Supplied data:
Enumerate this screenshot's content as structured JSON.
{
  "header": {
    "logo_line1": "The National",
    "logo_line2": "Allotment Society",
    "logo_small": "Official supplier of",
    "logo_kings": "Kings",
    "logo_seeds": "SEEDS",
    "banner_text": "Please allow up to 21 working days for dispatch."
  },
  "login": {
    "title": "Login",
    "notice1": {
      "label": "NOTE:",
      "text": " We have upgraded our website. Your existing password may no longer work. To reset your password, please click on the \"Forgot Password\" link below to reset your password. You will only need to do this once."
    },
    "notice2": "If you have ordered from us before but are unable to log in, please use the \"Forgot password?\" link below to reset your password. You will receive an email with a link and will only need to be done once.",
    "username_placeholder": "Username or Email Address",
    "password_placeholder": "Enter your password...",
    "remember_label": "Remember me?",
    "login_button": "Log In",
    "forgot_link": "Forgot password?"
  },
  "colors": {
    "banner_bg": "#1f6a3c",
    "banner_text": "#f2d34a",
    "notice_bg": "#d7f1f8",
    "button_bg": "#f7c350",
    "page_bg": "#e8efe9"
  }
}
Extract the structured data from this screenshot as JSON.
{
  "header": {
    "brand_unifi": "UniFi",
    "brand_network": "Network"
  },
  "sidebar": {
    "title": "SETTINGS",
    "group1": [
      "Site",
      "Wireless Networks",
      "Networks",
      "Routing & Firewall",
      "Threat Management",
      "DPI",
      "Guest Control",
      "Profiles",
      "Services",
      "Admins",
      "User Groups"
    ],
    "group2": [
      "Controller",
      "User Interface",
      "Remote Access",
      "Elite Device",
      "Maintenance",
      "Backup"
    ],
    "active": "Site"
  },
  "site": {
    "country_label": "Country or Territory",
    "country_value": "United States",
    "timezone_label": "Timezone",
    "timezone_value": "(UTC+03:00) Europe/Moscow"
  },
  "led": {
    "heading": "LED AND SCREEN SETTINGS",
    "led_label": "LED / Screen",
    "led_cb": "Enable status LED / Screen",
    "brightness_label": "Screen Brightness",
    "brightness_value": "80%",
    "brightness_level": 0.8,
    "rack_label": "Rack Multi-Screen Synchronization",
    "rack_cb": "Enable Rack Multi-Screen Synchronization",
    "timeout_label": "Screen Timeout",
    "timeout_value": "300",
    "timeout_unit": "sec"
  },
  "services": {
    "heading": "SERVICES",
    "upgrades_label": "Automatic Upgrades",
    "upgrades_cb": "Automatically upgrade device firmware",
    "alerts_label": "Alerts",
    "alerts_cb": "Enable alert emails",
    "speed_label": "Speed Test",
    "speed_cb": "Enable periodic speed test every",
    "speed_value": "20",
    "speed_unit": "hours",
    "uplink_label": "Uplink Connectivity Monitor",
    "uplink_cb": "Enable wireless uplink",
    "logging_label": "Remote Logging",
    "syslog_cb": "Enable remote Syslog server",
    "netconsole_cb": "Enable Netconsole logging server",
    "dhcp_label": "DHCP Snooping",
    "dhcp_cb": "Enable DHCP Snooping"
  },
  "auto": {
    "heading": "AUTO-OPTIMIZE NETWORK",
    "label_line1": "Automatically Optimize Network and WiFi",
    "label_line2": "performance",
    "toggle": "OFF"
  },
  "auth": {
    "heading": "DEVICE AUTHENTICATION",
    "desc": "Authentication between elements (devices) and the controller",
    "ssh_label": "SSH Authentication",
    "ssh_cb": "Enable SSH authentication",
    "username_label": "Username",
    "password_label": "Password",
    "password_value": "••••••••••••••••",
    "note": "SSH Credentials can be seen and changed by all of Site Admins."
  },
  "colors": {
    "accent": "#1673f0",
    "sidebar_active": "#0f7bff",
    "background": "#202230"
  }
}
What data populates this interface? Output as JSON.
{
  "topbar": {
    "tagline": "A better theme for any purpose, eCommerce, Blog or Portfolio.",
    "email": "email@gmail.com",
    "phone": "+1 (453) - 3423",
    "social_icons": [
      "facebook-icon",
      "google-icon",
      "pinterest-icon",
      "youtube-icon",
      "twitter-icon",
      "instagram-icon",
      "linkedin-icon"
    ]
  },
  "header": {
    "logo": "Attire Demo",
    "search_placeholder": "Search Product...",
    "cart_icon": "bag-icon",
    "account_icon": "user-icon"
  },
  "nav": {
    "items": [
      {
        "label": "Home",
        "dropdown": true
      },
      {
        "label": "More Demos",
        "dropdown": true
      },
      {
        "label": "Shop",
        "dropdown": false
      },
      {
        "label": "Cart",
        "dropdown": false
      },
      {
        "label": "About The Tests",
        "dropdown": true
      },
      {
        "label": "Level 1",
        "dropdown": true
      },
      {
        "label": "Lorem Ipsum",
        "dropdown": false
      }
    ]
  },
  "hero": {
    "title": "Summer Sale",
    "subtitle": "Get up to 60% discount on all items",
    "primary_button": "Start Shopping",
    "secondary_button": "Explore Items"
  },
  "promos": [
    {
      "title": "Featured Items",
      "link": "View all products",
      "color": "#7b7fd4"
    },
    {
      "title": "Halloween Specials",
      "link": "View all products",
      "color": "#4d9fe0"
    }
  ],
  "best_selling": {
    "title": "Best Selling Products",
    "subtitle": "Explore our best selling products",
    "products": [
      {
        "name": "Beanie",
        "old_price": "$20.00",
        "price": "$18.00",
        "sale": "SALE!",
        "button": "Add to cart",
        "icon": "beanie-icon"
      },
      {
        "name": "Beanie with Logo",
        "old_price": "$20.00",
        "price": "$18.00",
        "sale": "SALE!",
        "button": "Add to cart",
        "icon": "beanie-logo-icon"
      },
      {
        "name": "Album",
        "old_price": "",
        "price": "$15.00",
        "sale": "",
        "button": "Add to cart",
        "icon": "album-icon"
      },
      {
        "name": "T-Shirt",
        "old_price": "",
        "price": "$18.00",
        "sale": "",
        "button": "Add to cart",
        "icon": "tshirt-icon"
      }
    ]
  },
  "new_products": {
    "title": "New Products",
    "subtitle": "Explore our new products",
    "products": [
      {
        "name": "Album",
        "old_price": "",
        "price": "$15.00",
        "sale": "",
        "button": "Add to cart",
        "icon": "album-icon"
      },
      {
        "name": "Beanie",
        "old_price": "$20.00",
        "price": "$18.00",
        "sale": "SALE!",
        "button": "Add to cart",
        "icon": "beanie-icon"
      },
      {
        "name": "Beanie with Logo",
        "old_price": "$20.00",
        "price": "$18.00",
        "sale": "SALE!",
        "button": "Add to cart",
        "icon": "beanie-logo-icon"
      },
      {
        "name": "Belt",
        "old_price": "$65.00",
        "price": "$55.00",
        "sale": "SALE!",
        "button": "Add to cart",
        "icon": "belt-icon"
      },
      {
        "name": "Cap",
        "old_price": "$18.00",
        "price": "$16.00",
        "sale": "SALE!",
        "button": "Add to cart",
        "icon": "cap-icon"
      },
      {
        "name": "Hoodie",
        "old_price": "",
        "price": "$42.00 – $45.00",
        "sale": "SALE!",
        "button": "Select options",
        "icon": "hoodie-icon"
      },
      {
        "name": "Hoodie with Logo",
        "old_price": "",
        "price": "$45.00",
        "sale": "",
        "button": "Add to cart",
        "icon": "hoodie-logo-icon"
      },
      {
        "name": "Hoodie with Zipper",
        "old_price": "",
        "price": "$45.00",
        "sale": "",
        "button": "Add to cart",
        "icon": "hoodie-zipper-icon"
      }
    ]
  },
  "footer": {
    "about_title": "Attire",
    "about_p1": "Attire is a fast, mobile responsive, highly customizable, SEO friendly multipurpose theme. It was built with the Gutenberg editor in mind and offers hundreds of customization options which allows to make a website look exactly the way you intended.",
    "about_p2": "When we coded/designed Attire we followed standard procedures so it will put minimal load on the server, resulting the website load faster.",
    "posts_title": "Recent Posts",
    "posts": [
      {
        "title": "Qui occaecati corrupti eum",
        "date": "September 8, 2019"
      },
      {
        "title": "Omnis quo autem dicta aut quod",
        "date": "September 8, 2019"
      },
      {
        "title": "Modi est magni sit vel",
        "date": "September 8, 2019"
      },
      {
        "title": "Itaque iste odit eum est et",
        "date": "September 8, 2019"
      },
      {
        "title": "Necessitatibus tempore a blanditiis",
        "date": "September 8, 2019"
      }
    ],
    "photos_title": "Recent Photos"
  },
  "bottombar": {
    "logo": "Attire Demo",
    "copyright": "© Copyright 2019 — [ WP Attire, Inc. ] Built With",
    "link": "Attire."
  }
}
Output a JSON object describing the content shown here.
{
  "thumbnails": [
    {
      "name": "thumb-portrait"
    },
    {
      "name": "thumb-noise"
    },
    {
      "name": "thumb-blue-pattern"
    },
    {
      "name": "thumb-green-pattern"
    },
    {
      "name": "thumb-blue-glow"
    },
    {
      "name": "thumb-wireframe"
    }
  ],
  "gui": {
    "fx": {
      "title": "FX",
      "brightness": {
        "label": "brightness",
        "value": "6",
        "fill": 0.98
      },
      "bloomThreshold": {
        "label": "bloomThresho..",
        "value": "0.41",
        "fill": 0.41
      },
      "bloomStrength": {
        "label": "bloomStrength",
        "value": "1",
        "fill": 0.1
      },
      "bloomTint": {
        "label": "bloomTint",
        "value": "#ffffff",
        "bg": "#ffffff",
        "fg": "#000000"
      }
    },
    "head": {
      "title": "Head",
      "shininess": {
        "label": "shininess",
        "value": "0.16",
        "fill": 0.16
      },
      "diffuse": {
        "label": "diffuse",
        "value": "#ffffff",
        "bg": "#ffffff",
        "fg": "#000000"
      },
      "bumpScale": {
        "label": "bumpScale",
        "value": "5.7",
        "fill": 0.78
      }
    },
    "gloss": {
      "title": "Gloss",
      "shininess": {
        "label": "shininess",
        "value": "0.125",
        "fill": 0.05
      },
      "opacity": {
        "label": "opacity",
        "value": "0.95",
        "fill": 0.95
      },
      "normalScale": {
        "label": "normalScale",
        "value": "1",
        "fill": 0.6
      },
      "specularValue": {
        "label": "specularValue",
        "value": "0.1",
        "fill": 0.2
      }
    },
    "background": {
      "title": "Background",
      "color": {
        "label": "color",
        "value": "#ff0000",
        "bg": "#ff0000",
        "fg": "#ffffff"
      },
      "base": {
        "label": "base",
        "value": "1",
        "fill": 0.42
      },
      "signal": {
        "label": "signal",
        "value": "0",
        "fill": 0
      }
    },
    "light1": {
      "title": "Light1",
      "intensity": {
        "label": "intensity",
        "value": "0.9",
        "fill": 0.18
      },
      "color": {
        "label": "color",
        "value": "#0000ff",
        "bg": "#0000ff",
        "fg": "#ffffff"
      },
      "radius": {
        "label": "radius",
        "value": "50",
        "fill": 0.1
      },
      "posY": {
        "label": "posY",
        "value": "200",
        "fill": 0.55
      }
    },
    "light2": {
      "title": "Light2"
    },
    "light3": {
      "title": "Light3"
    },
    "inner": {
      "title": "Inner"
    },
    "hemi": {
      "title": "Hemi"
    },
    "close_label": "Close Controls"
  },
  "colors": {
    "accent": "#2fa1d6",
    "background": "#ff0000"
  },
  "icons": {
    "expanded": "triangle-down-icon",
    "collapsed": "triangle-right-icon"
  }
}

Task brief: Pull out each line of the records holding the string "options".

Answer for this exercise:
        "button": "Select options",
    "about_p1": "Attire is a fast, mobile responsive, highly customizable, SEO friendly multipurpose theme. It was built with the Gutenberg editor in mind and offers hundreds of customization options which allows to make a website look exactly the way you intended.",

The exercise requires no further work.